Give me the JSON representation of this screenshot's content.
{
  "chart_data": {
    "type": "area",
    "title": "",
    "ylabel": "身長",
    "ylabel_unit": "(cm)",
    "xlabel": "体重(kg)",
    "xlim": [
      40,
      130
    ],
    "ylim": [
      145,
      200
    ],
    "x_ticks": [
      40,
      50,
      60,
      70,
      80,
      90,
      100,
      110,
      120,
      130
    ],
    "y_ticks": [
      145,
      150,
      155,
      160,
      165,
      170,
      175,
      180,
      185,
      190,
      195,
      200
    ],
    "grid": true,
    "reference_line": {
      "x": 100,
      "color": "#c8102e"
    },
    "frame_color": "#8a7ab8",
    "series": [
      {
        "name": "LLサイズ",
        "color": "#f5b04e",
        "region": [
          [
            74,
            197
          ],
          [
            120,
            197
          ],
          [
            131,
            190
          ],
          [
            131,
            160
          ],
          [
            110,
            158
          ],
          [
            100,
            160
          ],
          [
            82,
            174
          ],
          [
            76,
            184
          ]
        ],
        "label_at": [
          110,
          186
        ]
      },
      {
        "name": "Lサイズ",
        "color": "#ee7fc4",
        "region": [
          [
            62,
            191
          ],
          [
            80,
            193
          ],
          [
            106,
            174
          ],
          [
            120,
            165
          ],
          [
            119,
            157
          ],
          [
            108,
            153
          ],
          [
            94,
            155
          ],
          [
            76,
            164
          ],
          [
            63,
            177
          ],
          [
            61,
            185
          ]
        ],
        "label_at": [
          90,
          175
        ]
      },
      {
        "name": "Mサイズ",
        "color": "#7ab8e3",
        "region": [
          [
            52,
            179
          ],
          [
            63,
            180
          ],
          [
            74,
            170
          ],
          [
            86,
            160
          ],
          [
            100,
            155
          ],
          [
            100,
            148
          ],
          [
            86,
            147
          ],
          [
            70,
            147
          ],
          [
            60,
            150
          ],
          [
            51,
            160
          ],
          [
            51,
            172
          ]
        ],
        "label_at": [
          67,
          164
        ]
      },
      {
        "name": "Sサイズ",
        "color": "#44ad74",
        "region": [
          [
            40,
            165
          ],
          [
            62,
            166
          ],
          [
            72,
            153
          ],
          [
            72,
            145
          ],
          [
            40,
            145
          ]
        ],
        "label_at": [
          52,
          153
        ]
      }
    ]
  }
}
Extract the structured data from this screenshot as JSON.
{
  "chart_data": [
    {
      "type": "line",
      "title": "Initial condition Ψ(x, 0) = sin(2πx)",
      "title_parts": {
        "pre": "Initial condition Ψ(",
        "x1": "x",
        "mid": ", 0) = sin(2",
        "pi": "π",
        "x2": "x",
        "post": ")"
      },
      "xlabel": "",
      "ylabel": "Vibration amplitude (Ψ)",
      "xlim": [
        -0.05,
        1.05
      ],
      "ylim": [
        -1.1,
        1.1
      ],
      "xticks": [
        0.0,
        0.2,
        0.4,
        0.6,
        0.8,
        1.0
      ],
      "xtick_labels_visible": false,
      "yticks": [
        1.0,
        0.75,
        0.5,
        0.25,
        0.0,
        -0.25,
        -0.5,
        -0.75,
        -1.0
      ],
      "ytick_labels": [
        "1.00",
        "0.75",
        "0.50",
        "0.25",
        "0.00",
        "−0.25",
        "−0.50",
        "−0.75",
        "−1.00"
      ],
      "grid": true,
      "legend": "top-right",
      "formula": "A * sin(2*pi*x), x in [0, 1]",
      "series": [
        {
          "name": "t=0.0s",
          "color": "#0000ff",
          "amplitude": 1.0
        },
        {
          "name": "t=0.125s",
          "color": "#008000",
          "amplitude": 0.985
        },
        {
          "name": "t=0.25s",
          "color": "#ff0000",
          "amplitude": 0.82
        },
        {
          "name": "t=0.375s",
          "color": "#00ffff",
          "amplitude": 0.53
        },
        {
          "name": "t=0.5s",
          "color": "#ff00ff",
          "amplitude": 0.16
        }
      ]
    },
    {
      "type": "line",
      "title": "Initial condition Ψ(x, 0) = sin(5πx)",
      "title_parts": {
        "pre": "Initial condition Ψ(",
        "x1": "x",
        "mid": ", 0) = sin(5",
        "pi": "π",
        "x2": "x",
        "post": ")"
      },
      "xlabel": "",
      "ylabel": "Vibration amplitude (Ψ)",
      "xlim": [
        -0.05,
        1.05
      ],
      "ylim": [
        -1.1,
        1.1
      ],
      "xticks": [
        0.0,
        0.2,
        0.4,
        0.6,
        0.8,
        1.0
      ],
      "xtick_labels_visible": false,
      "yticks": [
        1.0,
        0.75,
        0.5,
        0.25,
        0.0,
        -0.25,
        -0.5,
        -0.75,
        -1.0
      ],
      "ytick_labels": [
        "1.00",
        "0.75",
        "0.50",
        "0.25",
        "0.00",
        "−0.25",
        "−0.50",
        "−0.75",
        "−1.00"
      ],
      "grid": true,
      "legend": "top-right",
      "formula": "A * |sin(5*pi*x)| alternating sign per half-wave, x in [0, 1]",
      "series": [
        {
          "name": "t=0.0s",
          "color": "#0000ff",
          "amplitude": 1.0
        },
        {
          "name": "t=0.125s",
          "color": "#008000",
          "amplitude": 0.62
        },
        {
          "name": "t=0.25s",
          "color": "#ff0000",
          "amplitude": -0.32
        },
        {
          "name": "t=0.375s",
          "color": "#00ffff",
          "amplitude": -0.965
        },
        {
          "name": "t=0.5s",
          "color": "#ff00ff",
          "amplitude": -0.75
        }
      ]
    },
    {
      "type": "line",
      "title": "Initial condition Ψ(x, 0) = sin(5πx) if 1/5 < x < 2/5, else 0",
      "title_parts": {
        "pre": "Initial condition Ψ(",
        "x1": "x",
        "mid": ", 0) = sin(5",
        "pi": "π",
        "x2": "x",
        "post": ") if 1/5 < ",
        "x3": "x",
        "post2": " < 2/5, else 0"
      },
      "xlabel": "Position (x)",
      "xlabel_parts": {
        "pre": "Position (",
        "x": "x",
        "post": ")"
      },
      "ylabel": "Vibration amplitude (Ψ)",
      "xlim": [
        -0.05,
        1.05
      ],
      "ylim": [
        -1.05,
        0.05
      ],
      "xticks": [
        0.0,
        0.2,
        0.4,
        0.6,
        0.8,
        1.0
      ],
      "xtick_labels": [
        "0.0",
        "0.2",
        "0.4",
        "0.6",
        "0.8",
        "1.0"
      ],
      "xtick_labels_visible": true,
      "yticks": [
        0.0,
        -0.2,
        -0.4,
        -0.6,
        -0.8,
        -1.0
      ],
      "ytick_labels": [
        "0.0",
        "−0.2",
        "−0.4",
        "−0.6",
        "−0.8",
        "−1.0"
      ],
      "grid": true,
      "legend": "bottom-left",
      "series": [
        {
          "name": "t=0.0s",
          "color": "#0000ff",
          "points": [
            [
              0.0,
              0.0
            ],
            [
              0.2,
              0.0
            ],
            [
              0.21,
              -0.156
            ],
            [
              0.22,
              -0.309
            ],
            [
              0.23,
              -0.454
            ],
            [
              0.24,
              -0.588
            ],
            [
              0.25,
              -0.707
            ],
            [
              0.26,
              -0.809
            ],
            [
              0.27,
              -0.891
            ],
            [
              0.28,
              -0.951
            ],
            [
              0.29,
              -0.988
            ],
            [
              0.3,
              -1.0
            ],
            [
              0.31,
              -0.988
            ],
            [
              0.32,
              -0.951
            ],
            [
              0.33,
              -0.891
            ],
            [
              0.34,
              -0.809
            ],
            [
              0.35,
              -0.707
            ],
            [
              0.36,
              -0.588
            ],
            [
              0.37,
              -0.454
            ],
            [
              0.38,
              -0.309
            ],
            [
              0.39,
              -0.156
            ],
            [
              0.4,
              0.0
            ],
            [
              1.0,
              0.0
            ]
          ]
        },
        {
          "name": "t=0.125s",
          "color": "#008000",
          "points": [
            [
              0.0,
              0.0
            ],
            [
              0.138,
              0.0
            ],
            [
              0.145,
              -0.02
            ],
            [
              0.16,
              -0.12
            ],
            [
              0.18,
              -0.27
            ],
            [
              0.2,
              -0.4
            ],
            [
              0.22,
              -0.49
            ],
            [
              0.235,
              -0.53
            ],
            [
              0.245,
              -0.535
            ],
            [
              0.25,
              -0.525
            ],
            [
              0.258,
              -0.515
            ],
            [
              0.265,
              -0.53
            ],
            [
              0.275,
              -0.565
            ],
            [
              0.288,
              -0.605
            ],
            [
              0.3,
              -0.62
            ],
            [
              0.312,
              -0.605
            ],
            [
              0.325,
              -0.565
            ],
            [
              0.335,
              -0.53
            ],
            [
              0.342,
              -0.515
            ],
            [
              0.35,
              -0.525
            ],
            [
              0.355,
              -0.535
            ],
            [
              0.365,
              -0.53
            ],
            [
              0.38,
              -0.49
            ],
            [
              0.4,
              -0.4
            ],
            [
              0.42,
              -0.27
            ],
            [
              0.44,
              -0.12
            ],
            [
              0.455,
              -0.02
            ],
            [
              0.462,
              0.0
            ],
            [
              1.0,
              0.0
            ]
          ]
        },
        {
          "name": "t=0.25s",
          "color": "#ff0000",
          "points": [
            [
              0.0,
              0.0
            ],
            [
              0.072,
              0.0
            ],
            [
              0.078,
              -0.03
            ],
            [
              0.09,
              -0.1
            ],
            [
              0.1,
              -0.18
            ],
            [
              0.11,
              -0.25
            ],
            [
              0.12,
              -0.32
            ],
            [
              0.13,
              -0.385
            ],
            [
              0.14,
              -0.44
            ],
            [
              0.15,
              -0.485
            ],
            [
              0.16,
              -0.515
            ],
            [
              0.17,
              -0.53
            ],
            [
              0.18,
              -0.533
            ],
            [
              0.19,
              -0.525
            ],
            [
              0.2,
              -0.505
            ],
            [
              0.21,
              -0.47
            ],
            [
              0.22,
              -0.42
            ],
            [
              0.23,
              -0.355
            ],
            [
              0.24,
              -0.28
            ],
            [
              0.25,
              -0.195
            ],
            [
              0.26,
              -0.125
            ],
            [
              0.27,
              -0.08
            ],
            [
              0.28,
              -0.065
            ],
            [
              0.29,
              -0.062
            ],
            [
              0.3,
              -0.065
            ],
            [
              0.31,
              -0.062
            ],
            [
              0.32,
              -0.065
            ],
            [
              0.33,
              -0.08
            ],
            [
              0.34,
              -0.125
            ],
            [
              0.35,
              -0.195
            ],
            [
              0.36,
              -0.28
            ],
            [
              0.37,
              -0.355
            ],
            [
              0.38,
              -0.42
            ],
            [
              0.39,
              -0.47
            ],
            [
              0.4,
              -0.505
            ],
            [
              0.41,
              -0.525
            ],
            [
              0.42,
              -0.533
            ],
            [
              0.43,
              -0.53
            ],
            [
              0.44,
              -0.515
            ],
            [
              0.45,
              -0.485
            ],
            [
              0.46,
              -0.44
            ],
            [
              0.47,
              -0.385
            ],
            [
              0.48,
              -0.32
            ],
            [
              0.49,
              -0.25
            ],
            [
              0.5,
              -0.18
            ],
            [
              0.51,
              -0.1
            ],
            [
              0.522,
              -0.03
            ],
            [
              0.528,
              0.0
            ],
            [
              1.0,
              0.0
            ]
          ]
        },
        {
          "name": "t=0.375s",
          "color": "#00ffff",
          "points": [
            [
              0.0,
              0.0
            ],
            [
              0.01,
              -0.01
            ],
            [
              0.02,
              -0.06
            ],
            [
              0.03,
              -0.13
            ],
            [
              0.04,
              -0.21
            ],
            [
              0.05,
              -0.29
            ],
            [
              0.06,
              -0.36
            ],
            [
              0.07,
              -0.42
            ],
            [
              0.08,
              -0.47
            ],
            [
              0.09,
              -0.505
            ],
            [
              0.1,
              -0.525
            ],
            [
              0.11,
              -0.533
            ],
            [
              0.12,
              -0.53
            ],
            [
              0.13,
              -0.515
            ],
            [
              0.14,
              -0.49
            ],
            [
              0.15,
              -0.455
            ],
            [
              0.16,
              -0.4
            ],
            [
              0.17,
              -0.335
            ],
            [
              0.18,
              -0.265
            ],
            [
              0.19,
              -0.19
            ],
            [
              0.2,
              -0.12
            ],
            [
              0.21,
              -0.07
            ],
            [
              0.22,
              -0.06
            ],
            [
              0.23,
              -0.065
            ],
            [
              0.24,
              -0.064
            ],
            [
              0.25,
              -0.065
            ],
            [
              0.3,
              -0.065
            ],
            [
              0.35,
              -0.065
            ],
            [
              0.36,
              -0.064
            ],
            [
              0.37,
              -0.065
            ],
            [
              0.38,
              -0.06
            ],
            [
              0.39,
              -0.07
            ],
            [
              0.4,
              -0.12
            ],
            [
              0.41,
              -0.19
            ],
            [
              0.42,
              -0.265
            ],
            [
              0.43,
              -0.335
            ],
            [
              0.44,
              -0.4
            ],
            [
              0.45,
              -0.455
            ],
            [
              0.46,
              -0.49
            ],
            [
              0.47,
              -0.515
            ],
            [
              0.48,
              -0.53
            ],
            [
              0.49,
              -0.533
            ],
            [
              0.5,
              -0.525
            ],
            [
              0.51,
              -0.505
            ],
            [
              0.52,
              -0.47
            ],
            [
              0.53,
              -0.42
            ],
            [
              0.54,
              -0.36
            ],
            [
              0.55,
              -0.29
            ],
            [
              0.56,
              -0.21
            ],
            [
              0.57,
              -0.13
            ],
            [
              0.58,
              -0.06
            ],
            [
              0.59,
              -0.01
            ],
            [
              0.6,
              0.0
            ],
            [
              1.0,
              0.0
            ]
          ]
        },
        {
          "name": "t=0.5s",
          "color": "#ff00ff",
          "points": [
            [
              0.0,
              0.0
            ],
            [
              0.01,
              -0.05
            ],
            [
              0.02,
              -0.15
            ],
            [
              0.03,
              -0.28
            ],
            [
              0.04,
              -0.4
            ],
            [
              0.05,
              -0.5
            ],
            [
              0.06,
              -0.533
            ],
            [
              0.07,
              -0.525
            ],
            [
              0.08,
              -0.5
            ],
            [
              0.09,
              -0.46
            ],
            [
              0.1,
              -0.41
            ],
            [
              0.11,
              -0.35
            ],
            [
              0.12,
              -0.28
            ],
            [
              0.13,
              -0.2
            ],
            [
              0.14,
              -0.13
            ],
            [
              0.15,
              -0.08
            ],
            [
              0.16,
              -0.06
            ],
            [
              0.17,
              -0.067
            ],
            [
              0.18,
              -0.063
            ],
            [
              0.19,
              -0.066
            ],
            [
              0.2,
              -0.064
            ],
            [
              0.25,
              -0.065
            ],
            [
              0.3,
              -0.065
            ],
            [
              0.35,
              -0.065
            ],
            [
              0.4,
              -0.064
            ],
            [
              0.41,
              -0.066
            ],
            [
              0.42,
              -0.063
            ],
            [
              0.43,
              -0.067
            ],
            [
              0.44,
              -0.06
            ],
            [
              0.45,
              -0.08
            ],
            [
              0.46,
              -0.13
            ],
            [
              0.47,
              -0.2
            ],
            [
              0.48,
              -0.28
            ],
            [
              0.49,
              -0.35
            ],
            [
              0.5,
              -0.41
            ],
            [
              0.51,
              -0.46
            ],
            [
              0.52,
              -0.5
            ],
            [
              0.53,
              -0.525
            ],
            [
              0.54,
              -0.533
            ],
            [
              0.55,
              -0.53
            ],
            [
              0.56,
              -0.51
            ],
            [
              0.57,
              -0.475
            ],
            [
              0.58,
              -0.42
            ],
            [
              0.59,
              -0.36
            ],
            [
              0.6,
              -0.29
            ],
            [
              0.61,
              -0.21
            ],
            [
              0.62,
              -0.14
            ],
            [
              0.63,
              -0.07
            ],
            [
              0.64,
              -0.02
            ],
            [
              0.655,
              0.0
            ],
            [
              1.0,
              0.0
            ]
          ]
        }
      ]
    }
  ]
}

===

→ **Task prompt**
Show the lines of the records that include the string "else".

→ **Answer for this exercise**
      "title": "Initial condition Ψ(x, 0) = sin(5πx) if 1/5 < x < 2/5, else 0",
        "post2": " < 2/5, else 0"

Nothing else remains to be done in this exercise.